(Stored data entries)

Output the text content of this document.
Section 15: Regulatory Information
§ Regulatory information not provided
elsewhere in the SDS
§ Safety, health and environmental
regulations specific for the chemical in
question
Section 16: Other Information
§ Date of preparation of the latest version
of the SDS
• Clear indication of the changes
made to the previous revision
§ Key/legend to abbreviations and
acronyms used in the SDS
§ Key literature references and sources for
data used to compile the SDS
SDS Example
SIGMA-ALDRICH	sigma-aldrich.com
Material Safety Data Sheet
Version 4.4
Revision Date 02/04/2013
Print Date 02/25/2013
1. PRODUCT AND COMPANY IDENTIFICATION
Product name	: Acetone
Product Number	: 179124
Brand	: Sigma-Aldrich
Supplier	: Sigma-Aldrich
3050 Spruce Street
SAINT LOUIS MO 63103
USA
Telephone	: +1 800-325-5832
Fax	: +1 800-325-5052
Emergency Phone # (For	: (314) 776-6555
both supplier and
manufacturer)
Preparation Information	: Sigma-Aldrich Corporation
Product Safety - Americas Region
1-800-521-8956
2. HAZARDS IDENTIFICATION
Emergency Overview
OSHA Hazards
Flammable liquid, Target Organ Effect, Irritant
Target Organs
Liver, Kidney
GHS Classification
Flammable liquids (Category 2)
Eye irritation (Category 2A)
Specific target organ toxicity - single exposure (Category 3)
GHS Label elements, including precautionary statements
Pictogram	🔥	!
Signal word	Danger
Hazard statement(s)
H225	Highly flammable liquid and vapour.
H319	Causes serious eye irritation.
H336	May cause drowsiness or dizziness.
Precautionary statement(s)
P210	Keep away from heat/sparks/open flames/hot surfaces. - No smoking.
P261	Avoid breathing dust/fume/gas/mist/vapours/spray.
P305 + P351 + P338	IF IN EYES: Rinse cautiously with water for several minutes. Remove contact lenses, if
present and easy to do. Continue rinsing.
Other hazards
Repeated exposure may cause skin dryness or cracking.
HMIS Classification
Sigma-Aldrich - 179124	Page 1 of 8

...

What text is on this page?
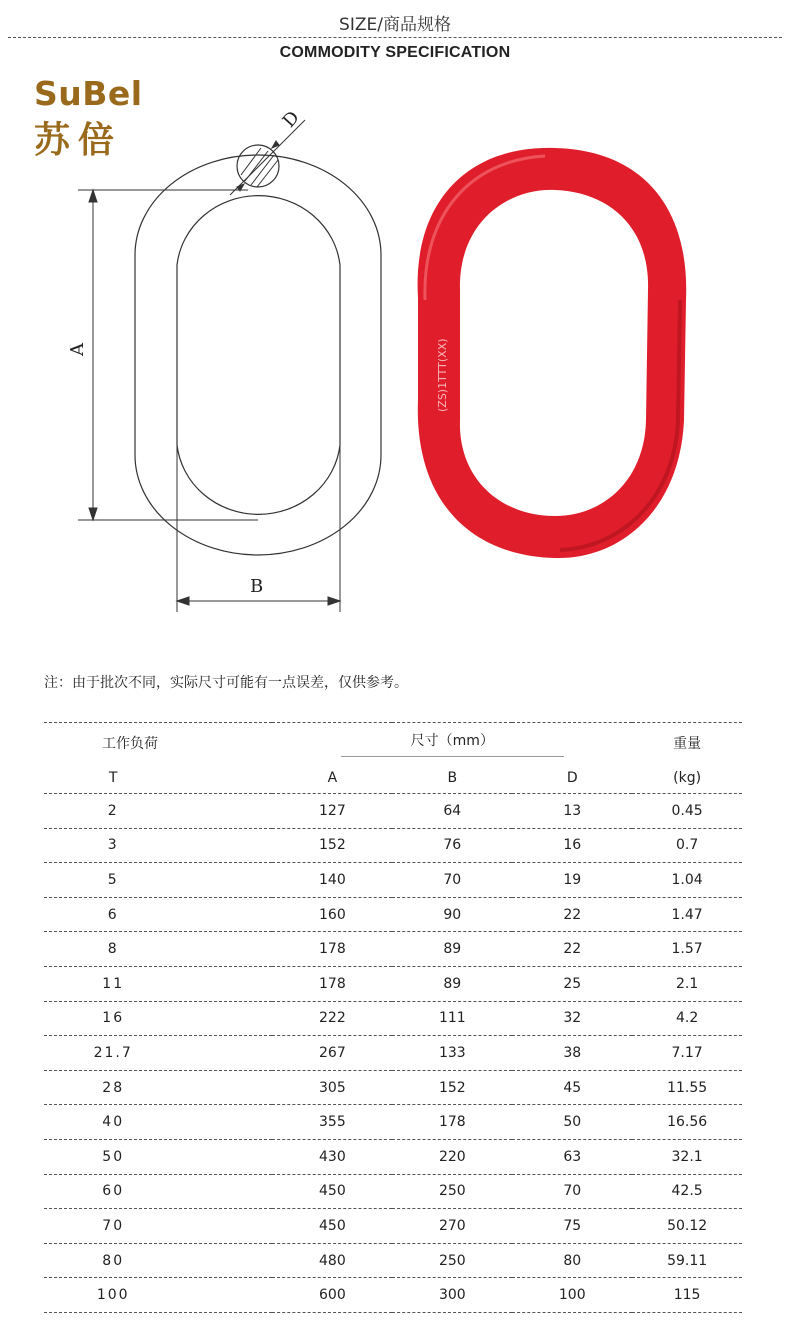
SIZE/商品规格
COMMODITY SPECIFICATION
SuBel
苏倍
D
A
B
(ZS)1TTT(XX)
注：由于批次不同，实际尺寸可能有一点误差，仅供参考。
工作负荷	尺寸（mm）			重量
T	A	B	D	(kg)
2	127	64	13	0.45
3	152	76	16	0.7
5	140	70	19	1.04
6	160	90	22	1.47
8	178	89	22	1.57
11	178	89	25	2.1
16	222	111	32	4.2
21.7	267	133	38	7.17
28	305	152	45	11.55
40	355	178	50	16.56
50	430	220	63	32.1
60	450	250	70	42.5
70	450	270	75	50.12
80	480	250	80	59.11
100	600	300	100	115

* * *

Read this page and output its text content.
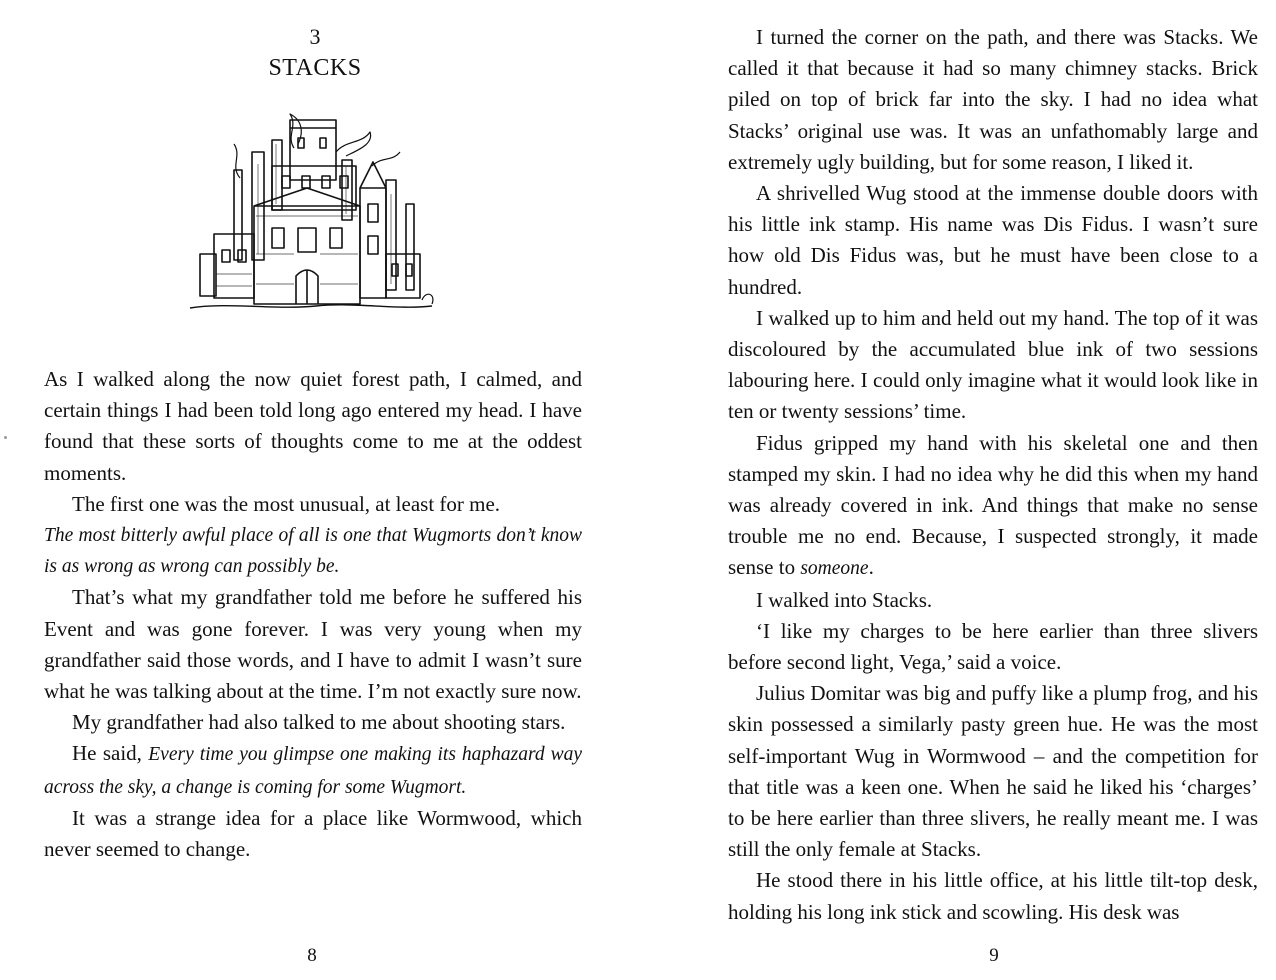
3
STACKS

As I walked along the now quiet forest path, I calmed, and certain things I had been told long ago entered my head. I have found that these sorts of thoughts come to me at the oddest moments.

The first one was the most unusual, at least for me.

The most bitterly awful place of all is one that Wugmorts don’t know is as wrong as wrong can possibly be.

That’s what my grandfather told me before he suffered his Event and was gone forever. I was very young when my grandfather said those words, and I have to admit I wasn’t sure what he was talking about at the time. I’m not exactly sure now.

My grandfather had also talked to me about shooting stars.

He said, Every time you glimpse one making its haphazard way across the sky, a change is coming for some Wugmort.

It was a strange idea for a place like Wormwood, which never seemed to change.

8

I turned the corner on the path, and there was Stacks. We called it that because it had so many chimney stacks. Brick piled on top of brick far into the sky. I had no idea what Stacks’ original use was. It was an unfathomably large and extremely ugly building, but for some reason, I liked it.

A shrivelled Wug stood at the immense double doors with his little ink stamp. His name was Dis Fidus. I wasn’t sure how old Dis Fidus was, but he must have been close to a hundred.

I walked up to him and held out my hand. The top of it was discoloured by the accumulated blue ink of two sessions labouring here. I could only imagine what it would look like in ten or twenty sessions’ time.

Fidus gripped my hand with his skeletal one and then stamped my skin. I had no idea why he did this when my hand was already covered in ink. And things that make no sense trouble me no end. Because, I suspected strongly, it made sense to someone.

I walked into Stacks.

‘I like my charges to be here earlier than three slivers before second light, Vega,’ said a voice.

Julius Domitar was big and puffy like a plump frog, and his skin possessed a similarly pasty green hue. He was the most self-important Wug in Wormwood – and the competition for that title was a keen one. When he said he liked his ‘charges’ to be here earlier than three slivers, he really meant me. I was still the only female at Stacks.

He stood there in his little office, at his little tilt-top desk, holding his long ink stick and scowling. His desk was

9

GIVEN INSTRUCTION:
Using the listing, copy every line where the word "hand" shows up.

WRITTEN SOLUTION:
I walked up to him and held out my hand. The top of it was discoloured by the accumulated blue ink of two sessions labouring here. I could only imagine what it would look like in ten or twenty sessions’ time.
Fidus gripped my hand with his skeletal one and then stamped my skin. I had no idea why he did this when my hand was already covered in ink. And things that make no sense trouble me no end. Because, I suspected strongly, it made sense to someone.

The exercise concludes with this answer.